**Goal**
Repeat all the material exactly; pictures stay out of your copy.

_ _ _ _ _ _ _

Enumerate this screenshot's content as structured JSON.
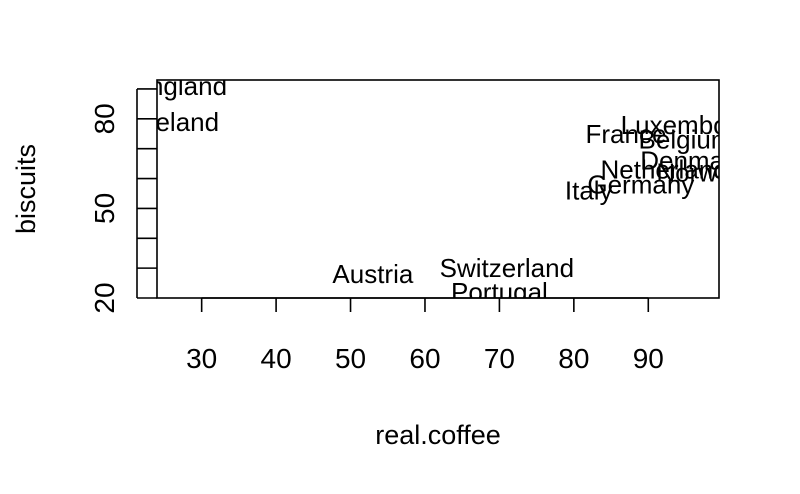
{
  "chart_data": {
    "type": "scatter",
    "title": "",
    "xlabel": "real.coffee",
    "ylabel": "biscuits",
    "xlim": [
      24,
      99.5
    ],
    "ylim": [
      20,
      93
    ],
    "x_ticks": [
      30,
      40,
      50,
      60,
      70,
      80,
      90
    ],
    "y_ticks_minor": [
      20,
      30,
      40,
      50,
      60,
      70,
      80,
      90
    ],
    "y_tick_labels": [
      20,
      50,
      80
    ],
    "grid": false,
    "legend": "none",
    "colors": {
      "points": "#000000",
      "axes": "#000000"
    },
    "points": [
      {
        "label": "England",
        "x": 27,
        "y": 91
      },
      {
        "label": "Ireland",
        "x": 27,
        "y": 79
      },
      {
        "label": "Austria",
        "x": 53,
        "y": 28
      },
      {
        "label": "Switzerland",
        "x": 71,
        "y": 30
      },
      {
        "label": "Portugal",
        "x": 70,
        "y": 22
      },
      {
        "label": "Italy",
        "x": 82,
        "y": 56
      },
      {
        "label": "France",
        "x": 87,
        "y": 75
      },
      {
        "label": "Belgium",
        "x": 95,
        "y": 73
      },
      {
        "label": "Luxembourg",
        "x": 96,
        "y": 78
      },
      {
        "label": "Denmark",
        "x": 96,
        "y": 66
      },
      {
        "label": "Netherlands",
        "x": 93,
        "y": 63
      },
      {
        "label": "Norway",
        "x": 97,
        "y": 62
      },
      {
        "label": "Germany",
        "x": 89,
        "y": 58
      }
    ]
  }
}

_ _ _ _ _ _ _

**Exercise result**
Enumerate this screenshot's content as structured JSON.
{
  "chart_data": {
    "type": "scatter",
    "title": "",
    "xlabel": "real.coffee",
    "ylabel": "biscuits",
    "xlim": [
      24,
      99.5
    ],
    "ylim": [
      20,
      93
    ],
    "x_ticks": [
      30,
      40,
      50,
      60,
      70,
      80,
      90
    ],
    "y_ticks_minor": [
      20,
      30,
      40,
      50,
      60,
      70,
      80,
      90
    ],
    "y_tick_labels": [
      20,
      50,
      80
    ],
    "grid": false,
    "legend": "none",
    "colors": {
      "points": "#000000",
      "axes": "#000000"
    },
    "points": [
      {
        "label": "England",
        "x": 27,
        "y": 91
      },
      {
        "label": "Ireland",
        "x": 27,
        "y": 79
      },
      {
        "label": "Austria",
        "x": 53,
        "y": 28
      },
      {
        "label": "Switzerland",
        "x": 71,
        "y": 30
      },
      {
        "label": "Portugal",
        "x": 70,
        "y": 22
      },
      {
        "label": "Italy",
        "x": 82,
        "y": 56
      },
      {
        "label": "France",
        "x": 87,
        "y": 75
      },
      {
        "label": "Belgium",
        "x": 95,
        "y": 73
      },
      {
        "label": "Luxembourg",
        "x": 96,
        "y": 78
      },
      {
        "label": "Denmark",
        "x": 96,
        "y": 66
      },
      {
        "label": "Netherlands",
        "x": 93,
        "y": 63
      },
      {
        "label": "Norway",
        "x": 97,
        "y": 62
      },
      {
        "label": "Germany",
        "x": 89,
        "y": 58
      }
    ]
  }
}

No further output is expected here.